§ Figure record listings
___
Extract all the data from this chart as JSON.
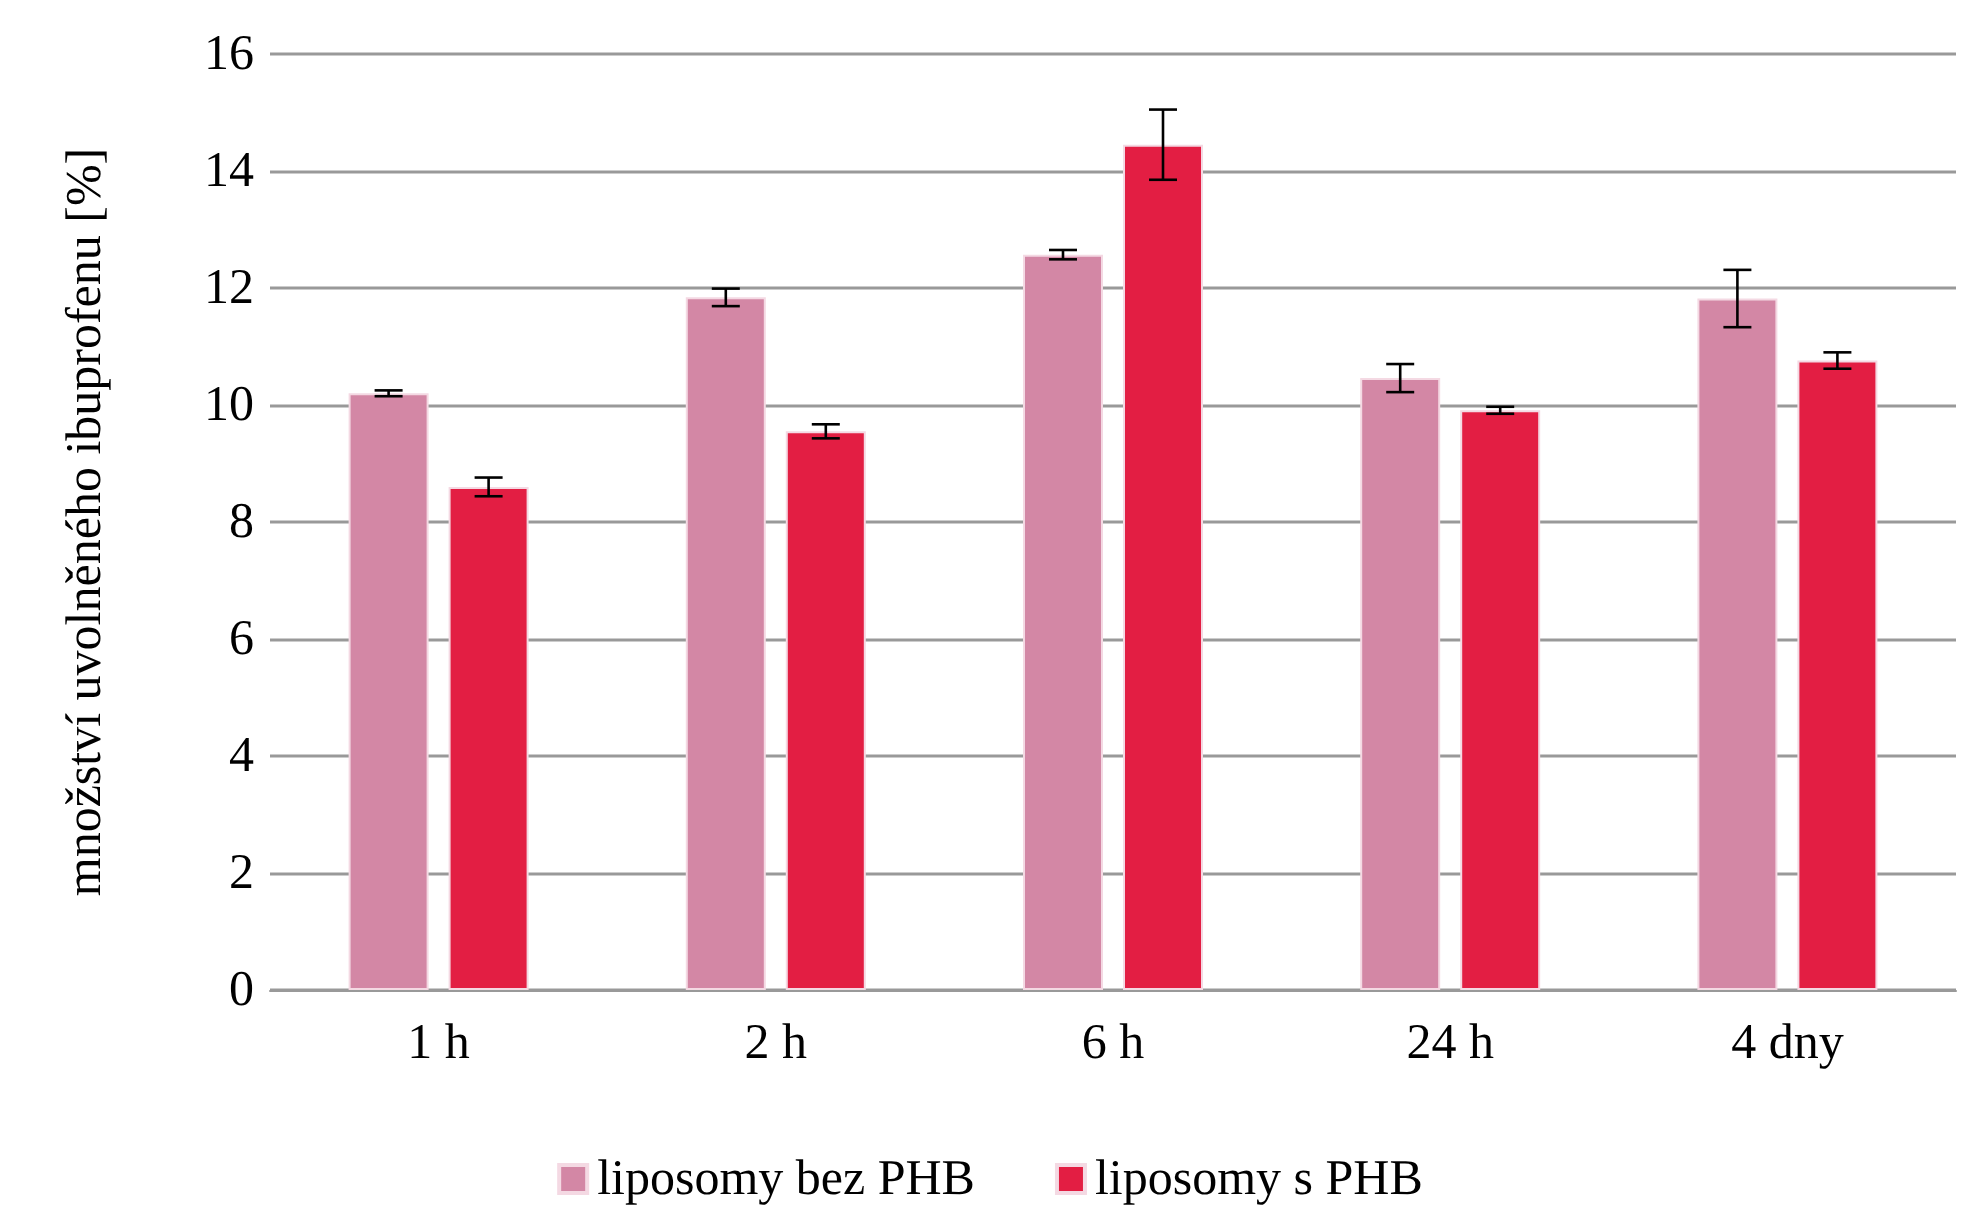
{
  "chart_data": {
    "type": "bar",
    "ylabel": "množství uvolněného ibuprofenu [%]",
    "categories": [
      "1 h",
      "2 h",
      "6 h",
      "24 h",
      "4 dny"
    ],
    "series": [
      {
        "name": "liposomy bez PHB",
        "color": "#d387a5",
        "values": [
          10.2,
          11.84,
          12.57,
          10.46,
          11.82
        ],
        "errors": [
          0.05,
          0.15,
          0.08,
          0.24,
          0.49
        ]
      },
      {
        "name": "liposomy s PHB",
        "color": "#e31e43",
        "values": [
          8.6,
          9.55,
          14.45,
          9.91,
          10.76
        ],
        "errors": [
          0.16,
          0.12,
          0.6,
          0.06,
          0.14
        ]
      }
    ],
    "ylim": [
      0,
      16
    ],
    "yticks": [
      0,
      2,
      4,
      6,
      8,
      10,
      12,
      14,
      16
    ],
    "grid": "y",
    "legend": "bottom"
  }
}
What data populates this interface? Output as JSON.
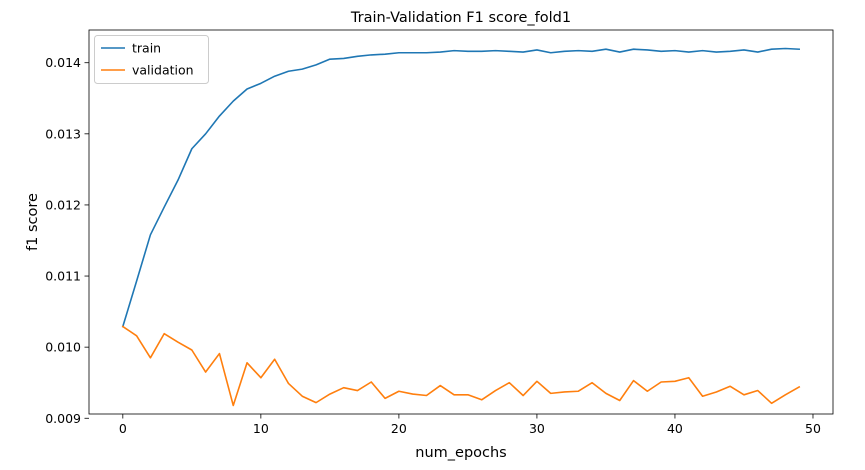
{
  "chart_data": {
    "type": "line",
    "title": "Train-Validation F1 score_fold1",
    "xlabel": "num_epochs",
    "ylabel": "f1 score",
    "xlim": [
      -2.45,
      51.45
    ],
    "ylim": [
      0.00906,
      0.01446
    ],
    "xticks": [
      0,
      10,
      20,
      30,
      40,
      50
    ],
    "yticks": [
      0.009,
      0.01,
      0.011,
      0.012,
      0.013,
      0.014
    ],
    "ytick_labels": [
      "0.009",
      "0.010",
      "0.011",
      "0.012",
      "0.013",
      "0.014"
    ],
    "grid": false,
    "legend_position": "upper-left",
    "x": [
      0,
      1,
      2,
      3,
      4,
      5,
      6,
      7,
      8,
      9,
      10,
      11,
      12,
      13,
      14,
      15,
      16,
      17,
      18,
      19,
      20,
      21,
      22,
      23,
      24,
      25,
      26,
      27,
      28,
      29,
      30,
      31,
      32,
      33,
      34,
      35,
      36,
      37,
      38,
      39,
      40,
      41,
      42,
      43,
      44,
      45,
      46,
      47,
      48,
      49
    ],
    "series": [
      {
        "name": "train",
        "color": "#1f77b4",
        "values": [
          0.01029,
          0.01093,
          0.01158,
          0.01197,
          0.01235,
          0.01279,
          0.013,
          0.01325,
          0.01346,
          0.01363,
          0.01371,
          0.01381,
          0.01388,
          0.01391,
          0.01397,
          0.01405,
          0.01406,
          0.01409,
          0.01411,
          0.01412,
          0.01414,
          0.01414,
          0.01414,
          0.01415,
          0.01417,
          0.01416,
          0.01416,
          0.01417,
          0.01416,
          0.01415,
          0.01418,
          0.01414,
          0.01416,
          0.01417,
          0.01416,
          0.01419,
          0.01415,
          0.01419,
          0.01418,
          0.01416,
          0.01417,
          0.01415,
          0.01417,
          0.01415,
          0.01416,
          0.01418,
          0.01415,
          0.01419,
          0.0142,
          0.01419
        ]
      },
      {
        "name": "validation",
        "color": "#ff7f0e",
        "values": [
          0.01029,
          0.01016,
          0.00985,
          0.01019,
          0.01007,
          0.00996,
          0.00965,
          0.00991,
          0.00918,
          0.00978,
          0.00957,
          0.00983,
          0.00949,
          0.00931,
          0.00922,
          0.00934,
          0.00943,
          0.00939,
          0.00951,
          0.00928,
          0.00938,
          0.00934,
          0.00932,
          0.00946,
          0.00933,
          0.00933,
          0.00926,
          0.00939,
          0.0095,
          0.00932,
          0.00952,
          0.00935,
          0.00937,
          0.00938,
          0.0095,
          0.00935,
          0.00925,
          0.00953,
          0.00938,
          0.00951,
          0.00952,
          0.00957,
          0.00931,
          0.00937,
          0.00945,
          0.00933,
          0.00939,
          0.00921,
          0.00933,
          0.00944
        ]
      }
    ]
  }
}
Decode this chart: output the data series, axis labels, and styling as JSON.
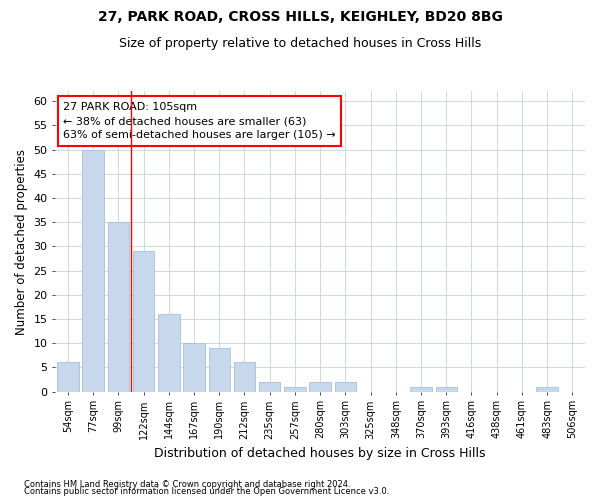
___
§ TASK GOAL
Omit the images and transcribe all of the records above word for word.

§ COMPLETED TASK
Extract all the data from this chart as JSON.
{
  "chart_data": {
    "type": "bar",
    "ylabel": "množství uvolněného ibuprofenu [%]",
    "categories": [
      "1 h",
      "2 h",
      "6 h",
      "24 h",
      "4 dny"
    ],
    "series": [
      {
        "name": "liposomy bez PHB",
        "color": "#d387a5",
        "values": [
          10.2,
          11.84,
          12.57,
          10.46,
          11.82
        ],
        "errors": [
          0.05,
          0.15,
          0.08,
          0.24,
          0.49
        ]
      },
      {
        "name": "liposomy s PHB",
        "color": "#e31e43",
        "values": [
          8.6,
          9.55,
          14.45,
          9.91,
          10.76
        ],
        "errors": [
          0.16,
          0.12,
          0.6,
          0.06,
          0.14
        ]
      }
    ],
    "ylim": [
      0,
      16
    ],
    "yticks": [
      0,
      2,
      4,
      6,
      8,
      10,
      12,
      14,
      16
    ],
    "grid": "y",
    "legend": "bottom"
  }
}
What data populates this interface? Output as JSON.
{
  "chart_data": {
    "type": "line",
    "title": "Train-Validation F1 score_fold1",
    "xlabel": "num_epochs",
    "ylabel": "f1 score",
    "xlim": [
      -2.45,
      51.45
    ],
    "ylim": [
      0.00906,
      0.01446
    ],
    "xticks": [
      0,
      10,
      20,
      30,
      40,
      50
    ],
    "yticks": [
      0.009,
      0.01,
      0.011,
      0.012,
      0.013,
      0.014
    ],
    "ytick_labels": [
      "0.009",
      "0.010",
      "0.011",
      "0.012",
      "0.013",
      "0.014"
    ],
    "grid": false,
    "legend_position": "upper-left",
    "x": [
      0,
      1,
      2,
      3,
      4,
      5,
      6,
      7,
      8,
      9,
      10,
      11,
      12,
      13,
      14,
      15,
      16,
      17,
      18,
      19,
      20,
      21,
      22,
      23,
      24,
      25,
      26,
      27,
      28,
      29,
      30,
      31,
      32,
      33,
      34,
      35,
      36,
      37,
      38,
      39,
      40,
      41,
      42,
      43,
      44,
      45,
      46,
      47,
      48,
      49
    ],
    "series": [
      {
        "name": "train",
        "color": "#1f77b4",
        "values": [
          0.01029,
          0.01093,
          0.01158,
          0.01197,
          0.01235,
          0.01279,
          0.013,
          0.01325,
          0.01346,
          0.01363,
          0.01371,
          0.01381,
          0.01388,
          0.01391,
          0.01397,
          0.01405,
          0.01406,
          0.01409,
          0.01411,
          0.01412,
          0.01414,
          0.01414,
          0.01414,
          0.01415,
          0.01417,
          0.01416,
          0.01416,
          0.01417,
          0.01416,
          0.01415,
          0.01418,
          0.01414,
          0.01416,
          0.01417,
          0.01416,
          0.01419,
          0.01415,
          0.01419,
          0.01418,
          0.01416,
          0.01417,
          0.01415,
          0.01417,
          0.01415,
          0.01416,
          0.01418,
          0.01415,
          0.01419,
          0.0142,
          0.01419
        ]
      },
      {
        "name": "validation",
        "color": "#ff7f0e",
        "values": [
          0.01029,
          0.01016,
          0.00985,
          0.01019,
          0.01007,
          0.00996,
          0.00965,
          0.00991,
          0.00918,
          0.00978,
          0.00957,
          0.00983,
          0.00949,
          0.00931,
          0.00922,
          0.00934,
          0.00943,
          0.00939,
          0.00951,
          0.00928,
          0.00938,
          0.00934,
          0.00932,
          0.00946,
          0.00933,
          0.00933,
          0.00926,
          0.00939,
          0.0095,
          0.00932,
          0.00952,
          0.00935,
          0.00937,
          0.00938,
          0.0095,
          0.00935,
          0.00925,
          0.00953,
          0.00938,
          0.00951,
          0.00952,
          0.00957,
          0.00931,
          0.00937,
          0.00945,
          0.00933,
          0.00939,
          0.00921,
          0.00933,
          0.00944
        ]
      }
    ]
  }
}
Decode this chart: output the data series, axis labels, and styling as JSON.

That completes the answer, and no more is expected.